Task to carry out => Your task is to repeat the lines below exactly, excluding any pictures they contain.

____________________

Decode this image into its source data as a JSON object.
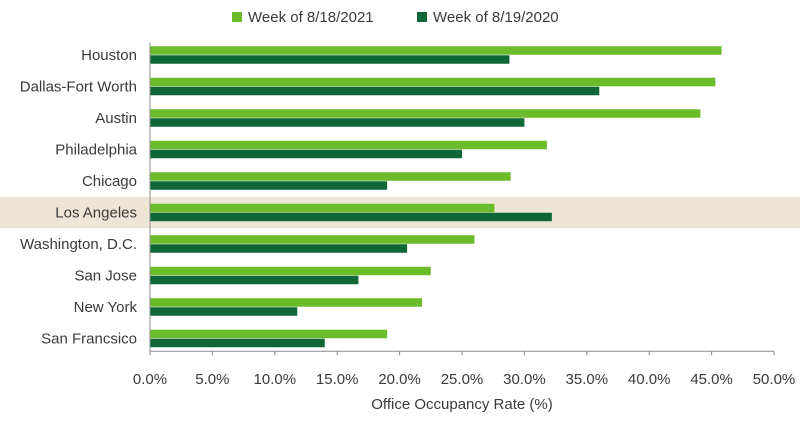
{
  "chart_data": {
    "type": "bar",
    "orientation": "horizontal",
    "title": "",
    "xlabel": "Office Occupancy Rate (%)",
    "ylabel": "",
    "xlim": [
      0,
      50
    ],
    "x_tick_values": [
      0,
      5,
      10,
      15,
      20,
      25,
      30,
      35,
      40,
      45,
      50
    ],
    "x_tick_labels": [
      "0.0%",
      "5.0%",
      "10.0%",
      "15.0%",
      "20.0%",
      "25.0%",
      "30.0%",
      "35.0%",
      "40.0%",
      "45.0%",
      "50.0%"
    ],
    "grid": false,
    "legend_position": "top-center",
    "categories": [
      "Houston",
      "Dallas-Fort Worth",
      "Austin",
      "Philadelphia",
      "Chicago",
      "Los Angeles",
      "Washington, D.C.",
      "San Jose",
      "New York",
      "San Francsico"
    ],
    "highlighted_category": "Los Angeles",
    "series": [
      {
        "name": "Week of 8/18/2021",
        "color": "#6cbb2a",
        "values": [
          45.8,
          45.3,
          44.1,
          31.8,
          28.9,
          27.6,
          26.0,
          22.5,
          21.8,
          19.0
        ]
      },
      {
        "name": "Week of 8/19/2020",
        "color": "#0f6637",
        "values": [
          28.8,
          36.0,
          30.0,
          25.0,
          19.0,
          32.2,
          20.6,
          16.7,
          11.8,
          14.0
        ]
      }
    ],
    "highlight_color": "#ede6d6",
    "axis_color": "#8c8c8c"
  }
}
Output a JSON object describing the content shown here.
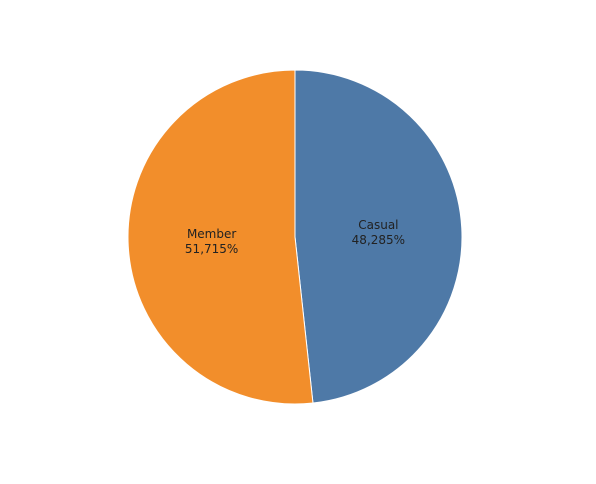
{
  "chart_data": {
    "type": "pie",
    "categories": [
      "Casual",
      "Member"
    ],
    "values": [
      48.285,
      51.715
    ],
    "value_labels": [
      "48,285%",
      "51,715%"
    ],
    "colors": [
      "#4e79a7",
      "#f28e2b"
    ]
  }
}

____________________

Result of the exercise =>
Decode this image into its source data as a JSON object.
{
  "chart_data": {
    "type": "bar",
    "orientation": "horizontal",
    "title": "",
    "xlabel": "Office Occupancy Rate (%)",
    "ylabel": "",
    "xlim": [
      0,
      50
    ],
    "x_tick_values": [
      0,
      5,
      10,
      15,
      20,
      25,
      30,
      35,
      40,
      45,
      50
    ],
    "x_tick_labels": [
      "0.0%",
      "5.0%",
      "10.0%",
      "15.0%",
      "20.0%",
      "25.0%",
      "30.0%",
      "35.0%",
      "40.0%",
      "45.0%",
      "50.0%"
    ],
    "grid": false,
    "legend_position": "top-center",
    "categories": [
      "Houston",
      "Dallas-Fort Worth",
      "Austin",
      "Philadelphia",
      "Chicago",
      "Los Angeles",
      "Washington, D.C.",
      "San Jose",
      "New York",
      "San Francsico"
    ],
    "highlighted_category": "Los Angeles",
    "series": [
      {
        "name": "Week of 8/18/2021",
        "color": "#6cbb2a",
        "values": [
          45.8,
          45.3,
          44.1,
          31.8,
          28.9,
          27.6,
          26.0,
          22.5,
          21.8,
          19.0
        ]
      },
      {
        "name": "Week of 8/19/2020",
        "color": "#0f6637",
        "values": [
          28.8,
          36.0,
          30.0,
          25.0,
          19.0,
          32.2,
          20.6,
          16.7,
          11.8,
          14.0
        ]
      }
    ],
    "highlight_color": "#ede6d6",
    "axis_color": "#8c8c8c"
  }
}
Output a JSON object describing the content shown here.
{
  "chart_data": {
    "type": "pie",
    "categories": [
      "Casual",
      "Member"
    ],
    "values": [
      48.285,
      51.715
    ],
    "value_labels": [
      "48,285%",
      "51,715%"
    ],
    "colors": [
      "#4e79a7",
      "#f28e2b"
    ]
  }
}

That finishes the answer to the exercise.